INDICACIÓN: En el texto sobre la privatización telefónica en Brasil, enumera todos los datos que se dan para mostrar que Telemar era un modelo de ineficiencia.

Se respiraba tensión aquella tarde de
1999, en la redacción del servicio latinoamericano del diario Wall Street Journal. Se acercaba la hora
del cierre y era necesario informar lo mejor
posible sobre la mayor privatización de la historia. En medio de la
prisa, traducía con asombro: la industria telefónica brasileña era un desastre
y acababa de pasar a manos privadas. Un ejemplo: Telemar, la compañía que daba
servicio a Río de Janeiro y otros 15 estados, era un modelo de ineficiencia.
Pasaban dos años antes de poder conseguir una línea. Costaba unos $2,000 el
obtenerla. De diez intentos de llamadas, nueve resultaban infructuosos. Cuando
la edición estuvo lista, todavía quedaba un pedazo de tarde neoyorquina que uno
podía disfrutar apaciblemente en el distrito financiero de la ciudad, donde
nadie pensaba en las torres gemelas cercanas salvo como un lugar de recreación y
trabajo. Entré con Manolo Ballagas en un bar de Liberty Street y tomamos
cerveza alemana rodeados de corredores de bolsa, que conversaban animadamente
sobre las alzas del día, mientras hablamos de amigos, tabacos y mujeres, y de
Cuba no como un destino político sino como un boarding home amable donde
terminar la vida. Pero en ningún momento le mencioné a Ballagas que horas
antes, mirando por una ventana al río Hudson, había pensado que finalmente
Latinoamérica entraba en el primer mundo.
Parecía entonces que se había alcanzado
la solución a los múltiples problemas de la región, y lo mejor de todo era que
resultaba sencillo. Inexplicable que no se hubiera ensayado antes. Ahí estaba
el ejemplo de Brasil para abrirle los ojos a cualquiera: poner los servicios telefónicos
en manos privadas. Permitir a los accionistas extranjeros que adquirieran
Telemar y otras empresas. Eliminar las trabas burocráticas. Acabar con un
estado hipertrofiado y dejar al mercado regirse por sus propias leyes. Simple y
sencillo. El fin de los problemas económicos que por largo tiempo venían
abatiendo a la zona.

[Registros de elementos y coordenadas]
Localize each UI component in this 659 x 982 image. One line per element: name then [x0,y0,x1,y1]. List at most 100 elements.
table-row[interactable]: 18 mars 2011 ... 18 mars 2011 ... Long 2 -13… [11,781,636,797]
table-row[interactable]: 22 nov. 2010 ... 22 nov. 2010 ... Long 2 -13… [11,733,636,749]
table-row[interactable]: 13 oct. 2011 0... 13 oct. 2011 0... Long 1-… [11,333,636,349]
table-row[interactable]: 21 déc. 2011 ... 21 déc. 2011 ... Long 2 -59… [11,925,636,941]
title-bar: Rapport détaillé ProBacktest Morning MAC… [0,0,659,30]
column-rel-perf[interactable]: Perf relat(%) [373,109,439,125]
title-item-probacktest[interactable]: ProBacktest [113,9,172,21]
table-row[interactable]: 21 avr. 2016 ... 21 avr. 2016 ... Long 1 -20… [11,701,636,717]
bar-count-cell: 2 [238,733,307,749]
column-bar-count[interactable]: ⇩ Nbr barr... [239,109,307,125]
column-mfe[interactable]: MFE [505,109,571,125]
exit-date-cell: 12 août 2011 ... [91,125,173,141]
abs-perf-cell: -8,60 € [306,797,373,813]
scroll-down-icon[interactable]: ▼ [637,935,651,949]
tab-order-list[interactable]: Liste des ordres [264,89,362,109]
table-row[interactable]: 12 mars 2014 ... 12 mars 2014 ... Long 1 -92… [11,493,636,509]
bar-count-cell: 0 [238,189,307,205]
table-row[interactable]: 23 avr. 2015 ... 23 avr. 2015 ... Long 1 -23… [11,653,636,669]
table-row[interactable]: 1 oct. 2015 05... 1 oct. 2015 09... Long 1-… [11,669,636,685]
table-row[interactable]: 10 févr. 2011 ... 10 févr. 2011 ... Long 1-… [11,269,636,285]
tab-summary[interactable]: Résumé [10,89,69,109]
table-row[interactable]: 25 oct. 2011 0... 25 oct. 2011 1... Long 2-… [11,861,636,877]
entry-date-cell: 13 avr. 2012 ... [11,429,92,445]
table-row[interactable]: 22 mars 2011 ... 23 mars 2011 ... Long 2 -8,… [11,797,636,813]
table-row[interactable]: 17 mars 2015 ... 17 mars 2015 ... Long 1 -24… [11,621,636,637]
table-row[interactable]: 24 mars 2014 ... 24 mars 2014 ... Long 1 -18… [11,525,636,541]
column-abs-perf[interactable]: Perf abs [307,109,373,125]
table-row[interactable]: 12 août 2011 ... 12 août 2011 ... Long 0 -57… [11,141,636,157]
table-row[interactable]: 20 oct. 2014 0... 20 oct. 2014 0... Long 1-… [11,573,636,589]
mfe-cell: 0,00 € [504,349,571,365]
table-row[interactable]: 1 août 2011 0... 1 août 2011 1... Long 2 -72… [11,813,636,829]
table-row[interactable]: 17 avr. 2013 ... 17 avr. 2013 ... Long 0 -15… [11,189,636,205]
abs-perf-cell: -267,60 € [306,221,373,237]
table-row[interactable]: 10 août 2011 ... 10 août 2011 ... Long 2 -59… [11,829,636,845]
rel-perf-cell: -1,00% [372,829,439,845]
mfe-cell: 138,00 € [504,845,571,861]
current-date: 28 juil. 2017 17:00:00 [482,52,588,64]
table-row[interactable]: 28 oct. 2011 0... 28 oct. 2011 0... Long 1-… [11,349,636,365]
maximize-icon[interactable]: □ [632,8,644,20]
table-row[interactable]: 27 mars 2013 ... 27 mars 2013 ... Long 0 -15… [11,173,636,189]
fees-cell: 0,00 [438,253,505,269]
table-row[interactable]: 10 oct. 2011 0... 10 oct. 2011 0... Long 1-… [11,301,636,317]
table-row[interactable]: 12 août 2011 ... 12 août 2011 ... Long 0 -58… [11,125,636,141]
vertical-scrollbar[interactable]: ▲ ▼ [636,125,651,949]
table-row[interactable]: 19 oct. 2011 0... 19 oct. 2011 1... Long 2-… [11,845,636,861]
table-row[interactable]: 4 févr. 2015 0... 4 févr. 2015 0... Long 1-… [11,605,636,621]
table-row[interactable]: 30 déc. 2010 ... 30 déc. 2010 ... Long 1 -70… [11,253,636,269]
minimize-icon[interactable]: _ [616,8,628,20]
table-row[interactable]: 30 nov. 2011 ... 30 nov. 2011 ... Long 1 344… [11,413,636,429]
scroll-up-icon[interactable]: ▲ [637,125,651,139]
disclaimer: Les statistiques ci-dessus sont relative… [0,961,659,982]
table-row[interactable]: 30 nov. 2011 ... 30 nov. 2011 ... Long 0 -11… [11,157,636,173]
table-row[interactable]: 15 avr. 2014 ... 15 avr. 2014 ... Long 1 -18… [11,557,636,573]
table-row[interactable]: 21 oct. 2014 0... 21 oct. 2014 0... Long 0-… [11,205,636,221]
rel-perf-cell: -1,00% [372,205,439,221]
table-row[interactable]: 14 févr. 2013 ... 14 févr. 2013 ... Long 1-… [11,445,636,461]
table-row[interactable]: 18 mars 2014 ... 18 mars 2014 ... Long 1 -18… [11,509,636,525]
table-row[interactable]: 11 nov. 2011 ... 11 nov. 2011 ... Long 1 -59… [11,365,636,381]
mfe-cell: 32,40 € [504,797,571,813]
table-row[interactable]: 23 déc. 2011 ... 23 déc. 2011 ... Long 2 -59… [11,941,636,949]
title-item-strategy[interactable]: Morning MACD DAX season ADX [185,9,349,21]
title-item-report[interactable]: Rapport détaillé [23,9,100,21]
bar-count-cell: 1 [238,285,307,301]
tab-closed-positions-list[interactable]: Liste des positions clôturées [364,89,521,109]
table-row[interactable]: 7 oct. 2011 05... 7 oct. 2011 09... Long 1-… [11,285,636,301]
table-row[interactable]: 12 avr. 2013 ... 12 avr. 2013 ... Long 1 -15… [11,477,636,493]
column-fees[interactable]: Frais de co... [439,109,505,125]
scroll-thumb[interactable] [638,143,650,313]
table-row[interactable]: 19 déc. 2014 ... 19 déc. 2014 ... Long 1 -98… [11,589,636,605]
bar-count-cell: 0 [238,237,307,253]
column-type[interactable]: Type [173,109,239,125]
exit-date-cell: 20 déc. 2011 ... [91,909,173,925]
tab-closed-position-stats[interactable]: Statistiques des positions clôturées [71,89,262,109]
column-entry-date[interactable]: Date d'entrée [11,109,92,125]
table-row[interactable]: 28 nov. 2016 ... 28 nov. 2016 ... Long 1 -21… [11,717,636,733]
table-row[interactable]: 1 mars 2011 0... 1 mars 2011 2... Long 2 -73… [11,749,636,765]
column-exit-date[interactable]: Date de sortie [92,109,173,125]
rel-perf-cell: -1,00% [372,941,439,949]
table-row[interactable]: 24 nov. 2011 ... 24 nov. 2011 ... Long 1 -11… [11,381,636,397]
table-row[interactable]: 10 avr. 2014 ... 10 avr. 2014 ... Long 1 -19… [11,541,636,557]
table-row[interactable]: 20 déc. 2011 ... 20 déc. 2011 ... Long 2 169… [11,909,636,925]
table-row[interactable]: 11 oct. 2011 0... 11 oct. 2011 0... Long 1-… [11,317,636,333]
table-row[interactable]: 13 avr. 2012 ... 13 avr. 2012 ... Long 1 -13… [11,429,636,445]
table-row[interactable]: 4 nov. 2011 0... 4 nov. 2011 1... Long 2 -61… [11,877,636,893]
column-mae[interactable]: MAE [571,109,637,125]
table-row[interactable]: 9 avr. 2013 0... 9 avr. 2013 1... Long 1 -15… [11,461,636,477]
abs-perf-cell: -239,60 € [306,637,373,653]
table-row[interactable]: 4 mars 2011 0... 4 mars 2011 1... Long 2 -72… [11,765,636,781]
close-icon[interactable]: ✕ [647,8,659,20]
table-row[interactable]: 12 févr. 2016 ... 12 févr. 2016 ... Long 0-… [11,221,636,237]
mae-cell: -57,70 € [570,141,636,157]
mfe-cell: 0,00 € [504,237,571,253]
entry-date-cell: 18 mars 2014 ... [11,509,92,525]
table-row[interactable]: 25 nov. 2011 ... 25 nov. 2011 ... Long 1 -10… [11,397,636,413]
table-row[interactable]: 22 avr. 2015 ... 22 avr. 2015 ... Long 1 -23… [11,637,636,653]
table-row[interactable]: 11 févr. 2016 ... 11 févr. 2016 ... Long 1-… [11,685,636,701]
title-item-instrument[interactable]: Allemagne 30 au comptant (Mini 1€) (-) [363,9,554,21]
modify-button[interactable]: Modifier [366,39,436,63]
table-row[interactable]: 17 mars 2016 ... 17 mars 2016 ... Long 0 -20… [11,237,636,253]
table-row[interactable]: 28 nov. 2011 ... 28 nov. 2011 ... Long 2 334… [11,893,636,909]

RESPUESTA:
- Pasaban dos años antes de poder conseguir una línea.
- Obtener una línea costaba unos $2,000.
- De diez intentos de llamadas, nueve resultaban infructuosos.